Instructions to follow = Give only the number of lines that include the string "Result".

Material for this task =

________________________

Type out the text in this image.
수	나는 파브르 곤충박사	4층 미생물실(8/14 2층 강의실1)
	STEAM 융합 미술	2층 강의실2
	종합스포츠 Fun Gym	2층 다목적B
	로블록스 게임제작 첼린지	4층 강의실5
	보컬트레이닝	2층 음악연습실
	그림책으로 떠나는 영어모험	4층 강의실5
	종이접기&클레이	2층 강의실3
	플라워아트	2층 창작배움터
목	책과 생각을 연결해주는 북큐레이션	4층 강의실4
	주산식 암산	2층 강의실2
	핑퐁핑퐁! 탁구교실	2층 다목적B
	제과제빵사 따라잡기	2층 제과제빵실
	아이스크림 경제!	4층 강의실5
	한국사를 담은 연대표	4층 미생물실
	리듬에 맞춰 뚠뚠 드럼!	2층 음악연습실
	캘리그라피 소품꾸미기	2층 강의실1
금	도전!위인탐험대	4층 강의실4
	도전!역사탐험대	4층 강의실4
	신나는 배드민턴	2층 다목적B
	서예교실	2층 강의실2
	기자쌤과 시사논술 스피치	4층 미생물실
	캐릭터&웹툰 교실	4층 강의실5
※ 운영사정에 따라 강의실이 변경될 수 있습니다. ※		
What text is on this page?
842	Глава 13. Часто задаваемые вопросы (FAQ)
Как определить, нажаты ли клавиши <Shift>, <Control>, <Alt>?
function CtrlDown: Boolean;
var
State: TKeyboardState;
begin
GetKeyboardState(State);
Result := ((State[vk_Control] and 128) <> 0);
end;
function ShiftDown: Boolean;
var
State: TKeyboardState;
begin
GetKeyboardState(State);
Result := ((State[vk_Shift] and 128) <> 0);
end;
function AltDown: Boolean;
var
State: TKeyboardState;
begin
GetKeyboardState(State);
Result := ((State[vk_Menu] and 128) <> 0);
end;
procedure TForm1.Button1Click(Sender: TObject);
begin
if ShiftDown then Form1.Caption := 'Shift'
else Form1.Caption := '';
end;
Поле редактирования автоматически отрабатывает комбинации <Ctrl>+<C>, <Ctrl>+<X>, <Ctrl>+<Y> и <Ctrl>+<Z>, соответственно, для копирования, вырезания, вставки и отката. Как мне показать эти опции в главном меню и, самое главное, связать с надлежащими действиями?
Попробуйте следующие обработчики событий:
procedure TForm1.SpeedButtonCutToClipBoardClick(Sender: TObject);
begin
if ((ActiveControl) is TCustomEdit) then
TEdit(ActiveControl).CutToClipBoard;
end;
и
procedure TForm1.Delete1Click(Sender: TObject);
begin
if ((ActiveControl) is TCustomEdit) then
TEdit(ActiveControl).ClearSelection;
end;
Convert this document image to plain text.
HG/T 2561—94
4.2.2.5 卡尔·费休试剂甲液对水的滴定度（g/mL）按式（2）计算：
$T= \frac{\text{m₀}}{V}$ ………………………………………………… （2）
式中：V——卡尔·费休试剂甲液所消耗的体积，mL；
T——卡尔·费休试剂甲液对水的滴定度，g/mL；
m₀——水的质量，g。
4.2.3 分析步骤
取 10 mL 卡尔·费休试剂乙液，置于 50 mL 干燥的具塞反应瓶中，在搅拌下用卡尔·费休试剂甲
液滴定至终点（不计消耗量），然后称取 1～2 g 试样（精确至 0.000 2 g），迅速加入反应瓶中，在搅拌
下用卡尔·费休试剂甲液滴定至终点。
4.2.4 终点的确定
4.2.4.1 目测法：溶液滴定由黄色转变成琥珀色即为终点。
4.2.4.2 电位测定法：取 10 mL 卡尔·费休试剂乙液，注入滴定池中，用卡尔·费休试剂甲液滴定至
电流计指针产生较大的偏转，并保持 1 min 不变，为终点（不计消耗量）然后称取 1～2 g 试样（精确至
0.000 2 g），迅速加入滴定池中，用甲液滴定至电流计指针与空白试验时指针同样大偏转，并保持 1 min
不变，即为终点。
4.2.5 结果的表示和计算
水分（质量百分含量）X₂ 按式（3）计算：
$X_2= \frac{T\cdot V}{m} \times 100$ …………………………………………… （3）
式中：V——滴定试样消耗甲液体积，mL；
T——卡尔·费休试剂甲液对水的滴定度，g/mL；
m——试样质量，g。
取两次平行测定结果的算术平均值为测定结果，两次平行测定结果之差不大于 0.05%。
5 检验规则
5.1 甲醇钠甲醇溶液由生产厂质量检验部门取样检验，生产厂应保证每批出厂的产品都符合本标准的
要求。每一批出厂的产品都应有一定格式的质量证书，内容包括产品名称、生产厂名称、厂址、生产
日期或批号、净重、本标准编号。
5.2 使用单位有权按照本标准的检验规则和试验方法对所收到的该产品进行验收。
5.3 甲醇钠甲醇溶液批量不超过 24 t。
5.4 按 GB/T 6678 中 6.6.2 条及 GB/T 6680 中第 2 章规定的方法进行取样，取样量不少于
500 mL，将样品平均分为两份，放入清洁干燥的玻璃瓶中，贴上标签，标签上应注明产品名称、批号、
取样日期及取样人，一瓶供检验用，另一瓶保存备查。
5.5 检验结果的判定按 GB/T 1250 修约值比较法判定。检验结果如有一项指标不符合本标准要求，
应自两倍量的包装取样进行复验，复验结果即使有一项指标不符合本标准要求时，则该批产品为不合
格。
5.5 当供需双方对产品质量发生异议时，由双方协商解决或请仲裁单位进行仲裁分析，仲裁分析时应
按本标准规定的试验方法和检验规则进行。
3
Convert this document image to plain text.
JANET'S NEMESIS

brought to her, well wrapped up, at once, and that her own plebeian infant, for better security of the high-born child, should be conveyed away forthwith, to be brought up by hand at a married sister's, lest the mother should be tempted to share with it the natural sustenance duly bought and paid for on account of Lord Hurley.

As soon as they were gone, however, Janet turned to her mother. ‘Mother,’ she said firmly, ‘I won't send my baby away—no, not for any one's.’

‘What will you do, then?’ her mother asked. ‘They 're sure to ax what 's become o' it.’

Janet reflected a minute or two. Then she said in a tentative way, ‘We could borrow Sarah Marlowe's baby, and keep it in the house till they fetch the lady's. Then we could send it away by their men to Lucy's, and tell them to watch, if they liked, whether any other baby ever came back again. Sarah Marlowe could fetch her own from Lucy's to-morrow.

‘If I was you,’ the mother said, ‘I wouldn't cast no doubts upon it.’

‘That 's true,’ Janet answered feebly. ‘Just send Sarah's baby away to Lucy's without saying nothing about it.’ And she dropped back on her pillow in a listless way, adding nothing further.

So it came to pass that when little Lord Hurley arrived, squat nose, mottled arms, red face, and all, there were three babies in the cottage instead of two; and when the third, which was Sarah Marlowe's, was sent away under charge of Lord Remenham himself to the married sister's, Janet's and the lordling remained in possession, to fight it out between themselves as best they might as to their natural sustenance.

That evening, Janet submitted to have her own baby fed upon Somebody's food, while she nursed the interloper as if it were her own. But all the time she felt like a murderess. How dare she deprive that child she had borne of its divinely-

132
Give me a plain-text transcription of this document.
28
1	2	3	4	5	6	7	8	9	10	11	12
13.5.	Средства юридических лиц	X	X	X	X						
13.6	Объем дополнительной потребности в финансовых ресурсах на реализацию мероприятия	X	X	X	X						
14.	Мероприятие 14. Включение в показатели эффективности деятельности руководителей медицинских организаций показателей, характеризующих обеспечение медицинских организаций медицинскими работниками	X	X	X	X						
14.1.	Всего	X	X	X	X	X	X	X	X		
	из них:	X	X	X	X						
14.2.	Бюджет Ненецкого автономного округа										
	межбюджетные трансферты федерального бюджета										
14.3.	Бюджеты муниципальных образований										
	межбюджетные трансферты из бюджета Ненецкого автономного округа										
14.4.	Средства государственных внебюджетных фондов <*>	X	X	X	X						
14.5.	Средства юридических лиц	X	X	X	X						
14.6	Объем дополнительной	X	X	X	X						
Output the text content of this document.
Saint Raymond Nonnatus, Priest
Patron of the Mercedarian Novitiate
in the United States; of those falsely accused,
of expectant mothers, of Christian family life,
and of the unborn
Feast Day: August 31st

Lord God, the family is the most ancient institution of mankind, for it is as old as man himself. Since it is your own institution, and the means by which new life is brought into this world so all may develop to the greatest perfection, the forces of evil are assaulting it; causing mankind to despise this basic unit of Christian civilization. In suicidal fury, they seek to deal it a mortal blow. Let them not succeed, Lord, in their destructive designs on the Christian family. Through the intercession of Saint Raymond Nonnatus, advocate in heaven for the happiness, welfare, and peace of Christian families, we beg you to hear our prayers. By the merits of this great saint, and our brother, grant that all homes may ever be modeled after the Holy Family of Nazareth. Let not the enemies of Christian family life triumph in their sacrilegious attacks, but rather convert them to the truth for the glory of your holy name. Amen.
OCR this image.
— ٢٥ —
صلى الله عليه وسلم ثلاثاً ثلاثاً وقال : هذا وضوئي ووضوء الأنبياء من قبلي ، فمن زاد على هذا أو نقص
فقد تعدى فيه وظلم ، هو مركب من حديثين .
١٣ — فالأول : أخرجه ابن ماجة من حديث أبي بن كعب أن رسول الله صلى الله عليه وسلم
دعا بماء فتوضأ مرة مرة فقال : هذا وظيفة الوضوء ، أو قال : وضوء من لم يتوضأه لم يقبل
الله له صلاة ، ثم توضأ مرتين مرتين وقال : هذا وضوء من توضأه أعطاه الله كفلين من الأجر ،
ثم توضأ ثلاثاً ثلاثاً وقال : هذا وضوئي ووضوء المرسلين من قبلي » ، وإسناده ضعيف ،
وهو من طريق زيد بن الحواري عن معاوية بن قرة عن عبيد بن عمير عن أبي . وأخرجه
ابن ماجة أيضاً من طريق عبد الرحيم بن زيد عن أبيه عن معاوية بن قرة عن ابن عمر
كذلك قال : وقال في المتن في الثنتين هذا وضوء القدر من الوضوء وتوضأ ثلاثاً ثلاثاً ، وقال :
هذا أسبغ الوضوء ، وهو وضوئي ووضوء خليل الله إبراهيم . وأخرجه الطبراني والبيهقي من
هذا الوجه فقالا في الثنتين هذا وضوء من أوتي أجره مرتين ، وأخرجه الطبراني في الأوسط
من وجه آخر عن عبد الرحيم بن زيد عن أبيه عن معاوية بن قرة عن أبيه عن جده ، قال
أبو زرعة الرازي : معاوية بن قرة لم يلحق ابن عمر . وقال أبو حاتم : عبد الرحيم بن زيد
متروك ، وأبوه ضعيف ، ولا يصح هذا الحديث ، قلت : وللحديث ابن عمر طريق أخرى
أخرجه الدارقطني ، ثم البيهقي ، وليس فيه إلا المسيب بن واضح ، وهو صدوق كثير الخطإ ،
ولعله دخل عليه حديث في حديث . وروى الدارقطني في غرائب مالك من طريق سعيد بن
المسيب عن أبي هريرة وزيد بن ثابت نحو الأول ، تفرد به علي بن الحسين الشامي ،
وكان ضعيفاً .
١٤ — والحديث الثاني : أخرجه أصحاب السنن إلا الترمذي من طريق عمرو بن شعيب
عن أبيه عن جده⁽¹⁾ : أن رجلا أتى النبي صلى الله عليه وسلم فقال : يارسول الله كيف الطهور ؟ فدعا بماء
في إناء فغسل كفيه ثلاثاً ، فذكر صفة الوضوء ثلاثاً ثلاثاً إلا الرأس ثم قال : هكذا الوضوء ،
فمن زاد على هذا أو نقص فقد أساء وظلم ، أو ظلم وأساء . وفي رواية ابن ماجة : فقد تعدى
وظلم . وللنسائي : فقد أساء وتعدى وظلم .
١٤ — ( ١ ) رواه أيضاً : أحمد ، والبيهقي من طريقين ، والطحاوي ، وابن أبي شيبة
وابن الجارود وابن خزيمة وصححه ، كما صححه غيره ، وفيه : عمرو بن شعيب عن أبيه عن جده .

________________________

The completed task = 3